PROMPT:
Pull every line holding the string "Minoans" from the records below.

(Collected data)

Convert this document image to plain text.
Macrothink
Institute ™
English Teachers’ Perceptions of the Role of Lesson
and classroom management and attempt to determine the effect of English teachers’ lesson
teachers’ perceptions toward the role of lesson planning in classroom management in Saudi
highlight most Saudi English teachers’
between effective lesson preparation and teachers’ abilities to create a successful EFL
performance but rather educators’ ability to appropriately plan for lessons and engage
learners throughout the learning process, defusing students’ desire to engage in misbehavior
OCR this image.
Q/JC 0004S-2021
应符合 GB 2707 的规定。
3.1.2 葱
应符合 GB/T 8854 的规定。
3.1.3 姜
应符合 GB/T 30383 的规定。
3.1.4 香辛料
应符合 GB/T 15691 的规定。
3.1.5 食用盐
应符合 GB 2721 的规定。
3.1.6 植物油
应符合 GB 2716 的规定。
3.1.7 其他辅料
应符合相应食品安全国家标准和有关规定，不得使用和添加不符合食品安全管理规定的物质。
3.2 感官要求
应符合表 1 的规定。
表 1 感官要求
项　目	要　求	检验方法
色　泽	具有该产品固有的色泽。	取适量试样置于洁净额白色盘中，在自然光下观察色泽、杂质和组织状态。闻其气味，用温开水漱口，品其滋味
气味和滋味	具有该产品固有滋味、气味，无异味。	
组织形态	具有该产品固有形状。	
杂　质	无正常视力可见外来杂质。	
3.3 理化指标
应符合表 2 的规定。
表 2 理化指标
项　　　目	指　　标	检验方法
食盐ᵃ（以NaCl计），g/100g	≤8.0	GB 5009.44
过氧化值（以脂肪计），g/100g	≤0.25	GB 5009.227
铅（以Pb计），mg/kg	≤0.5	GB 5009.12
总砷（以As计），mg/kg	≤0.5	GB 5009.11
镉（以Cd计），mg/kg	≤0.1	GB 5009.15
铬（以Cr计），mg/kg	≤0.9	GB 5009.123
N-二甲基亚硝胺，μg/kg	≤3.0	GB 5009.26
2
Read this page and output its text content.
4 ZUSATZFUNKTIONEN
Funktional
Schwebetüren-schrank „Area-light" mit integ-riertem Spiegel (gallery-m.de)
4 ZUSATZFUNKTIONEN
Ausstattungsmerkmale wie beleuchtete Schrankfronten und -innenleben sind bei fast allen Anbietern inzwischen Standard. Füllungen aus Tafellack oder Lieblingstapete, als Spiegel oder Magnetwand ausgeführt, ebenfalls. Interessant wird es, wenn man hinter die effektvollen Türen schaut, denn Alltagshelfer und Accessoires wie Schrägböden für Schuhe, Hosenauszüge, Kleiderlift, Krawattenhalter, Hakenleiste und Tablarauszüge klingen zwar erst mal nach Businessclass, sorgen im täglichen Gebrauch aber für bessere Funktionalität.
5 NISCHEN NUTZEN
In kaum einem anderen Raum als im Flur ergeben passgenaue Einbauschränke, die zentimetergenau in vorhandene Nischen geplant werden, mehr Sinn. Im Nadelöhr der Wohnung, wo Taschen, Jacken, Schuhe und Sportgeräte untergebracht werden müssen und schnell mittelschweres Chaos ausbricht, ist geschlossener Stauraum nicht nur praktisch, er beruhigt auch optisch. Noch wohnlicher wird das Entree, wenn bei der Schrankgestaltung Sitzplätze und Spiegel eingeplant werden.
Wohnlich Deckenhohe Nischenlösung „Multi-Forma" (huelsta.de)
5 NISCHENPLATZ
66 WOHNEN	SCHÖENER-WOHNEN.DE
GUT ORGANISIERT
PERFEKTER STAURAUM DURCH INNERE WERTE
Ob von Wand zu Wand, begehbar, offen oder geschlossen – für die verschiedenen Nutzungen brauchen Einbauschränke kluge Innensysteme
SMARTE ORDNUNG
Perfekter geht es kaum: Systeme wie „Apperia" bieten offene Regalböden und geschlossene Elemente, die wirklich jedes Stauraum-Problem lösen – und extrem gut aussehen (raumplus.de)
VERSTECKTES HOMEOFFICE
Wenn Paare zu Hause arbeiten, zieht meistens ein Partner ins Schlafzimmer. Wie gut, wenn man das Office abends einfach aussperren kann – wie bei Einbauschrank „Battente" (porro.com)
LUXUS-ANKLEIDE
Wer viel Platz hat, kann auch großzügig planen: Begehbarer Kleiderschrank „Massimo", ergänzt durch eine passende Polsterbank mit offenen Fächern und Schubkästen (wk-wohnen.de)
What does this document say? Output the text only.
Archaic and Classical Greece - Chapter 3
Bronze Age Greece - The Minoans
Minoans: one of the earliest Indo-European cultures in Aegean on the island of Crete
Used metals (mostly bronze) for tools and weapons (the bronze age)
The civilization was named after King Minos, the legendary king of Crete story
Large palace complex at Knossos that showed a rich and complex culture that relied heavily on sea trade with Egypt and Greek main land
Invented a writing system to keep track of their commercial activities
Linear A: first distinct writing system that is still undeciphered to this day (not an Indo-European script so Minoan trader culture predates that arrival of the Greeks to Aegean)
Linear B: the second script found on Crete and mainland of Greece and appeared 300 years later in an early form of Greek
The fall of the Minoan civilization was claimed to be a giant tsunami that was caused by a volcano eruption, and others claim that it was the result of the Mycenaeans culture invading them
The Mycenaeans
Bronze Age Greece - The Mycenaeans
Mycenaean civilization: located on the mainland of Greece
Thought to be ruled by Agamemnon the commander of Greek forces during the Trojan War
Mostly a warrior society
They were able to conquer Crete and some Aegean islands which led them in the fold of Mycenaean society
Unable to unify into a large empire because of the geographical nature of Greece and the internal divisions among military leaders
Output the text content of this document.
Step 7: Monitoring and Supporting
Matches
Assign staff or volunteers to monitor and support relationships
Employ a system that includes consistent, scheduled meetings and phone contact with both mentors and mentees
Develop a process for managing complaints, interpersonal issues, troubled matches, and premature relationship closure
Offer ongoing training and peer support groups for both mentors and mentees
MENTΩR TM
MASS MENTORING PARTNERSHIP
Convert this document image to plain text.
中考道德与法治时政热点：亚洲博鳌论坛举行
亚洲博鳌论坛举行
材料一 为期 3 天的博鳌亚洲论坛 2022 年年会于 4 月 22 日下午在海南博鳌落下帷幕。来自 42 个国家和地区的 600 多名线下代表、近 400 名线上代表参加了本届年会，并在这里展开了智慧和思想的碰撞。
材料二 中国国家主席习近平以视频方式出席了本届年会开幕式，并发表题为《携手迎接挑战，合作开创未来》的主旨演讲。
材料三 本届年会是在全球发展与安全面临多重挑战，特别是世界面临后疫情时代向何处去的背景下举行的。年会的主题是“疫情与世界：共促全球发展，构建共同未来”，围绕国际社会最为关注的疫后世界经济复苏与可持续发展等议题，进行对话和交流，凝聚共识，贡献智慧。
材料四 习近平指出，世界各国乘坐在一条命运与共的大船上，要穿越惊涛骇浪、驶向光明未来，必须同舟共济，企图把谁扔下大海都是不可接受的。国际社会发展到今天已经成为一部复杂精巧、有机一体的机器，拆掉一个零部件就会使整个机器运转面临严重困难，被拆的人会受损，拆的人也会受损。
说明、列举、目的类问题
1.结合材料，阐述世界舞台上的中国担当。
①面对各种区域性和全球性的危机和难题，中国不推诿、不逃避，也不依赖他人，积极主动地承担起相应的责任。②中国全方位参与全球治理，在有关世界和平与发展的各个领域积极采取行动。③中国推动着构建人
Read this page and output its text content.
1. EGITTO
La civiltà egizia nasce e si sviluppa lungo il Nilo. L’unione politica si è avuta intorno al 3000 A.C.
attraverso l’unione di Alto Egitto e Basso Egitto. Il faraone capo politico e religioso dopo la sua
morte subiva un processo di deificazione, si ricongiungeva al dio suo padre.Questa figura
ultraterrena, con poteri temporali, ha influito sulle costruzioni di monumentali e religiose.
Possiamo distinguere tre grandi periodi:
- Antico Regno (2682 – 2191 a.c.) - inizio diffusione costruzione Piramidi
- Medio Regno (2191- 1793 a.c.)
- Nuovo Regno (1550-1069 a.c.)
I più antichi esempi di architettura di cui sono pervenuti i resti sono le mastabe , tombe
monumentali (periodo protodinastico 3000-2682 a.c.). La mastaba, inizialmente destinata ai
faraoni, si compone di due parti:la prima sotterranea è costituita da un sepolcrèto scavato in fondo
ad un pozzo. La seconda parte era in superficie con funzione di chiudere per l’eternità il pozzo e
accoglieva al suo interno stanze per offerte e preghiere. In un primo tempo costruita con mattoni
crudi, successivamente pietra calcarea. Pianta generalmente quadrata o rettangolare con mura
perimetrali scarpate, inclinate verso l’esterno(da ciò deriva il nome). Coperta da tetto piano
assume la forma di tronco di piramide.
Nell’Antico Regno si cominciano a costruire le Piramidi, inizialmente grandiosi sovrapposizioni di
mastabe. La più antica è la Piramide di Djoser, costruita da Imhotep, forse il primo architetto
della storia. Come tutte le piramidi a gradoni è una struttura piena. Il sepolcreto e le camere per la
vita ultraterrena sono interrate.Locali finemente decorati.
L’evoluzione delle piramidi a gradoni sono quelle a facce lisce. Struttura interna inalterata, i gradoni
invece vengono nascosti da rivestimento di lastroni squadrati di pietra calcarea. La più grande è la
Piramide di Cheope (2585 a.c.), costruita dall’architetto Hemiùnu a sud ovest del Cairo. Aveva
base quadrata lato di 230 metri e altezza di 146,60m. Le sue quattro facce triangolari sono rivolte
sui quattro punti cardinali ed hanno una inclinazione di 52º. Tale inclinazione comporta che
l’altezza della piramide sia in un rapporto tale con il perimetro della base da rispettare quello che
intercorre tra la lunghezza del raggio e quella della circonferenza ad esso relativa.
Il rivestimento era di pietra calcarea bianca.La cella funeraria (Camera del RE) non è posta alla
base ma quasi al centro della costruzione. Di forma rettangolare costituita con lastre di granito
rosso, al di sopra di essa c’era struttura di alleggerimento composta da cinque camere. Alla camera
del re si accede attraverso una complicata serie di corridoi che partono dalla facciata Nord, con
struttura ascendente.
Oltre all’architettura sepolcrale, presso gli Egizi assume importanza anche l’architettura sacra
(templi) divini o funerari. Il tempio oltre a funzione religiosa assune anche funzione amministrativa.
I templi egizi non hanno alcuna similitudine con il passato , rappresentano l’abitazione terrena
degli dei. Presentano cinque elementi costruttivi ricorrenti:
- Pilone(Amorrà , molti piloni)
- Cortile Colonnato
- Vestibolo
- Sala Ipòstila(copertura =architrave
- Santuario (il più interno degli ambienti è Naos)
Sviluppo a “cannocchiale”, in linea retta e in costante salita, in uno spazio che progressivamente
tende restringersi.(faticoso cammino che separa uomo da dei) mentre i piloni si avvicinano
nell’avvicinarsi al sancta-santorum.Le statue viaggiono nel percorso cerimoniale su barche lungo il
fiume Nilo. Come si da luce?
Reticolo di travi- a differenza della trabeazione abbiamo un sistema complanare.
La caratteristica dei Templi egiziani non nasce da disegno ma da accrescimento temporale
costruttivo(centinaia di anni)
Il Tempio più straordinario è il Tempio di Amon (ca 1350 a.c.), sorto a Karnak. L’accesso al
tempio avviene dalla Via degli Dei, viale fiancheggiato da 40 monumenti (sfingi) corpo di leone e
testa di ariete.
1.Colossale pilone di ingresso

ANSWER TO THIS PROBLEM:
Bronze Age Greece - The Minoans
Minoans: one of the earliest Indo-European cultures in Aegean on the island of Crete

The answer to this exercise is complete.